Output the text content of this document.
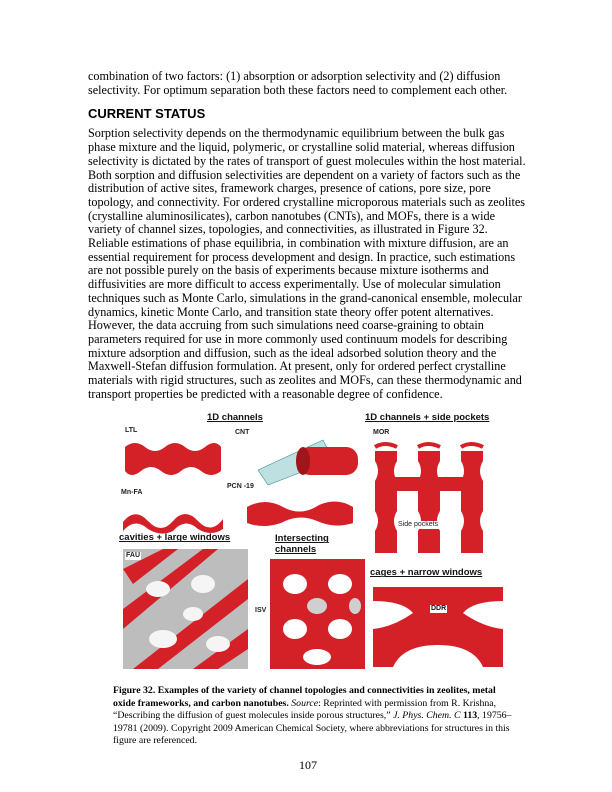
combination of two factors: (1) absorption or adsorption selectivity and (2) diffusion selectivity. For optimum separation both these factors need to complement each other.

CURRENT STATUS

Sorption selectivity depends on the thermodynamic equilibrium between the bulk gas phase mixture and the liquid, polymeric, or crystalline solid material, whereas diffusion selectivity is dictated by the rates of transport of guest molecules within the host material. Both sorption and diffusion selectivities are dependent on a variety of factors such as the distribution of active sites, framework charges, presence of cations, pore size, pore topology, and connectivity. For ordered crystalline microporous materials such as zeolites (crystalline aluminosilicates), carbon nanotubes (CNTs), and MOFs, there is a wide variety of channel sizes, topologies, and connectivities, as illustrated in Figure 32. Reliable estimations of phase equilibria, in combination with mixture diffusion, are an essential requirement for process development and design. In practice, such estimations are not possible purely on the basis of experiments because mixture isotherms and diffusivities are more difficult to access experimentally. Use of molecular simulation techniques such as Monte Carlo, simulations in the grand-canonical ensemble, molecular dynamics, kinetic Monte Carlo, and transition state theory offer potent alternatives. However, the data accruing from such simulations need coarse-graining to obtain parameters required for use in more commonly used continuum models for describing mixture adsorption and diffusion, such as the ideal adsorbed solution theory and the Maxwell-Stefan diffusion formulation. At present, only for ordered perfect crystalline materials with rigid structures, such as zeolites and MOFs, can these thermodynamic and transport properties be predicted with a reasonable degree of confidence.

1D channels	1D channels + side pockets
cavities + large windows	Intersecting channels
cages + narrow windows
LTL	CNT	MOR
Mn-FA
PCN -19
Side pockets
FAU
ISV	DDR
Figure 32. Examples of the variety of channel topologies and connectivities in zeolites, metal oxide frameworks, and carbon nanotubes. Source: Reprinted with permission from R. Krishna, “Describing the diffusion of guest molecules inside porous structures,” J. Phys. Chem. C 113, 19756–19781 (2009). Copyright 2009 American Chemical Society, where abbreviations for structures in this figure are referenced.
107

_Aim of the exercise:_
The data above should be repeated exactly, minus any pictures.

_Output of the exercise:_
Output the text content of this document.
combination of two factors: (1) absorption or adsorption selectivity and (2) diffusion selectivity. For optimum separation both these factors need to complement each other.

CURRENT STATUS

Sorption selectivity depends on the thermodynamic equilibrium between the bulk gas phase mixture and the liquid, polymeric, or crystalline solid material, whereas diffusion selectivity is dictated by the rates of transport of guest molecules within the host material. Both sorption and diffusion selectivities are dependent on a variety of factors such as the distribution of active sites, framework charges, presence of cations, pore size, pore topology, and connectivity. For ordered crystalline microporous materials such as zeolites (crystalline aluminosilicates), carbon nanotubes (CNTs), and MOFs, there is a wide variety of channel sizes, topologies, and connectivities, as illustrated in Figure 32. Reliable estimations of phase equilibria, in combination with mixture diffusion, are an essential requirement for process development and design. In practice, such estimations are not possible purely on the basis of experiments because mixture isotherms and diffusivities are more difficult to access experimentally. Use of molecular simulation techniques such as Monte Carlo, simulations in the grand-canonical ensemble, molecular dynamics, kinetic Monte Carlo, and transition state theory offer potent alternatives. However, the data accruing from such simulations need coarse-graining to obtain parameters required for use in more commonly used continuum models for describing mixture adsorption and diffusion, such as the ideal adsorbed solution theory and the Maxwell-Stefan diffusion formulation. At present, only for ordered perfect crystalline materials with rigid structures, such as zeolites and MOFs, can these thermodynamic and transport properties be predicted with a reasonable degree of confidence.

1D channels	1D channels + side pockets
cavities + large windows	Intersecting channels
cages + narrow windows
LTL	CNT	MOR
Mn-FA
PCN -19
Side pockets
FAU
ISV	DDR
Figure 32. Examples of the variety of channel topologies and connectivities in zeolites, metal oxide frameworks, and carbon nanotubes. Source: Reprinted with permission from R. Krishna, “Describing the diffusion of guest molecules inside porous structures,” J. Phys. Chem. C 113, 19756–19781 (2009). Copyright 2009 American Chemical Society, where abbreviations for structures in this figure are referenced.
107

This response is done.